- [Your task] When a line in the records contains the string "genital", copy that line.

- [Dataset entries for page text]
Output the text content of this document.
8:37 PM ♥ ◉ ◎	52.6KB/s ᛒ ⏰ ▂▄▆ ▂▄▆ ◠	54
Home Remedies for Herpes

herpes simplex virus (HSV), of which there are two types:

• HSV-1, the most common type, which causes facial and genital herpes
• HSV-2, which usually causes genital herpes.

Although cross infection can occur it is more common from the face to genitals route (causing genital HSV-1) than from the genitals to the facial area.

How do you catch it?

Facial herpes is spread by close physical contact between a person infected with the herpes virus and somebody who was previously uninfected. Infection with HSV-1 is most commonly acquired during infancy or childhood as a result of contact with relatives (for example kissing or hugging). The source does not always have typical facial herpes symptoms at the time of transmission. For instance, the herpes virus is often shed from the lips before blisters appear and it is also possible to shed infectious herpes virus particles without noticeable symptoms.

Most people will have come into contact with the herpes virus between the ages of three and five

- [Answer to this problem]
• HSV-1, the most common type, which causes facial and genital herpes
• HSV-2, which usually causes genital herpes.
Although cross infection can occur it is more common from the face to genitals route (causing genital HSV-1) than from the genitals to the facial area.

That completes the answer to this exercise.